TEXTE À LIRE —
Il faut encore ajouter que cet Accord avec la France a été négocié par Genève, et non par la Confédération, celle-ci n'est pas partie mais uniquement signataire en raison de notre structure fédérale. Seul le Conseil fédéral est intervenu pour sa signature, sur requête de Genève. La Constitution fédérale d'alors, comme l'actuelle, ne permettant pas aux cantons de conclure eux-mêmes des accords internationaux. Le texte de l'Accord de 1973 est cependant limpide: le Conseil fédéral intervient pour représenter Genève, et non la Suisse, et le fait sur mandat du canton de Genève! C'est également la raison pour laquelle le Grand Conseil genevois a dû adopter cet accord par voie législative.

( https://www.ge.ch/legislation/accords/doc/3012.pdf ).

 

Tous ces principes ont d'ailleurs été rappelés par le Conseil fédéral, en réponse à un Postulat du Conseiller national Mauro Poggia du 26 septembre 2013, que d'aucuns seraient bien inspirés de lire.

( http://www.parlament.ch/f/suche/pages/geschaefte.aspx?gesch_id=20133866 ).

 

Cela étant dit, il en découle que cet Accord de 1973, signé à la demande de Genève, devra impérativement être dénoncé par le Conseil fédéral si Genève le lui demande, en respectant le délai de six mois pour la fin d'une année civile.

MATÉRIEL PRÉSENTÉ —

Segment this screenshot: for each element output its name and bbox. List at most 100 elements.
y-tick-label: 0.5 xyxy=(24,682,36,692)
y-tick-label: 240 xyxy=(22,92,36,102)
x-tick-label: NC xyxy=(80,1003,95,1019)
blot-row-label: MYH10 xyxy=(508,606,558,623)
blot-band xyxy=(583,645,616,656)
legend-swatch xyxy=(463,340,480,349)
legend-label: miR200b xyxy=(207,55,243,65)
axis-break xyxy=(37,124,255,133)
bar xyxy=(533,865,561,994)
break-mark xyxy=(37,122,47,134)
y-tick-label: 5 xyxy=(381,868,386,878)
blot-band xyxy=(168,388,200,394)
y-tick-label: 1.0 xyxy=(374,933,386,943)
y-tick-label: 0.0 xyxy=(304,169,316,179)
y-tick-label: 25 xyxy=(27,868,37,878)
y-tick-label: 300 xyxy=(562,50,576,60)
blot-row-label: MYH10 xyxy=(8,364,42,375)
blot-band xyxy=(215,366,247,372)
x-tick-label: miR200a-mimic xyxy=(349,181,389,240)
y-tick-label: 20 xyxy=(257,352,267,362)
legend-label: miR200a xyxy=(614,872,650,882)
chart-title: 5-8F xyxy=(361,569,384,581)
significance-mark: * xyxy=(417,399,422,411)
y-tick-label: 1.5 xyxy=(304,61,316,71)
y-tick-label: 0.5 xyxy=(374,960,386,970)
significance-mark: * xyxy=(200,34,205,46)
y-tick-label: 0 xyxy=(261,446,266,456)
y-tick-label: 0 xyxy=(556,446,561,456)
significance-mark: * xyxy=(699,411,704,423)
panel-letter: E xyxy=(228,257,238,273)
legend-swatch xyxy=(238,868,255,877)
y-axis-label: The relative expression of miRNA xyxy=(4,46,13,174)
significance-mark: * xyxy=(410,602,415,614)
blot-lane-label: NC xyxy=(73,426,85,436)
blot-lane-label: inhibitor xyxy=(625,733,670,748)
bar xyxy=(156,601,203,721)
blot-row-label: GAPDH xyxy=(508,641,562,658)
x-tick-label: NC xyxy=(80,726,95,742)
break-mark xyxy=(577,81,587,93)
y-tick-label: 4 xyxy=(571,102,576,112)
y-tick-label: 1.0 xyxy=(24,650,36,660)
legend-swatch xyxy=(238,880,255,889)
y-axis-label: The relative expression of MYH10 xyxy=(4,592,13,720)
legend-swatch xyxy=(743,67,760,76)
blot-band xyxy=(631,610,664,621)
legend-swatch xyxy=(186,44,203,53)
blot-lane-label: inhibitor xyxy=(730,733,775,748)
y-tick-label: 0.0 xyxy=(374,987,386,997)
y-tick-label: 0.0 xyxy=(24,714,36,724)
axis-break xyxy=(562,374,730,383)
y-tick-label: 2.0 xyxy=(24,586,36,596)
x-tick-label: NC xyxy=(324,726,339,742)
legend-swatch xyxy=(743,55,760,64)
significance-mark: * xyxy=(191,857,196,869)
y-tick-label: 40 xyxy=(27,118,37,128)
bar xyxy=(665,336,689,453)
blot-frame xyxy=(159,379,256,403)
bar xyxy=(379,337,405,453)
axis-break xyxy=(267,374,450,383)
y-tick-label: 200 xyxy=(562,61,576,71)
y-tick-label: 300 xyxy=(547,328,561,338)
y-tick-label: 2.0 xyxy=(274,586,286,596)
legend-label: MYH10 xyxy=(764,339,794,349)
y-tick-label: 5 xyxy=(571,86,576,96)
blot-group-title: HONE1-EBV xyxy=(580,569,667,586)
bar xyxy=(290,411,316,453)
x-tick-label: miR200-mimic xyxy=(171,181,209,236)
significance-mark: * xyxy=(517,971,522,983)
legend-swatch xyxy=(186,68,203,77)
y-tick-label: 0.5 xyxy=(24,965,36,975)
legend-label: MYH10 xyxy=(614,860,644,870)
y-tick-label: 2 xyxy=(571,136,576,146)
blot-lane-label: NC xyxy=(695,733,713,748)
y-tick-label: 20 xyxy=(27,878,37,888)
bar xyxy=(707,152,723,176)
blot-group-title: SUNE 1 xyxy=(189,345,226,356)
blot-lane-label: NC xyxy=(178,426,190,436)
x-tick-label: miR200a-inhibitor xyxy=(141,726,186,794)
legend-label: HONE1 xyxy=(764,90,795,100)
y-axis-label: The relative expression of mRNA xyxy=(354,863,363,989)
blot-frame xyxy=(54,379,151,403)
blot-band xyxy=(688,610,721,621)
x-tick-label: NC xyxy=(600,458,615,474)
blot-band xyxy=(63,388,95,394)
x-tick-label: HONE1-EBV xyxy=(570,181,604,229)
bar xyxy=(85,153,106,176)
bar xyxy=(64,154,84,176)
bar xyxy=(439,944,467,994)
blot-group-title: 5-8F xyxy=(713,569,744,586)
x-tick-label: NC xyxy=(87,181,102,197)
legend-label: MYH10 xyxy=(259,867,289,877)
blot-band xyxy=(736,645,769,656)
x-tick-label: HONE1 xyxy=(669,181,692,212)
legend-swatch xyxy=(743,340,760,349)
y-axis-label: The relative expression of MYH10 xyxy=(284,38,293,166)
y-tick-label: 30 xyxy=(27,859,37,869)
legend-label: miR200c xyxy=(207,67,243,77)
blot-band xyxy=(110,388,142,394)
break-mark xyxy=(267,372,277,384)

CONSIGNE —
Recopiez fidèlement le passage du texte sur l'Accord de 1973 qui commence aux mots « ( https://www.ge.ch/legislation/accords/doc/3012.pdf ). » et s'arrête après les mots « d'une année civile. ». Seul le texte doit servir de référence.

SOLUTION PROPOSÉE —
( https://www.ge.ch/legislation/accords/doc/3012.pdf ).

 

Tous ces principes ont d'ailleurs été rappelés par le Conseil fédéral, en réponse à un Postulat du Conseiller national Mauro Poggia du 26 septembre 2013, que d'aucuns seraient bien inspirés de lire.

( http://www.parlament.ch/f/suche/pages/geschaefte.aspx?gesch_id=20133866 ).

 

Cela étant dit, il en découle que cet Accord de 1973, signé à la demande de Genève, devra impérativement être dénoncé par le Conseil fédéral si Genève le lui demande, en respectant le délai de six mois pour la fin d'une année civile.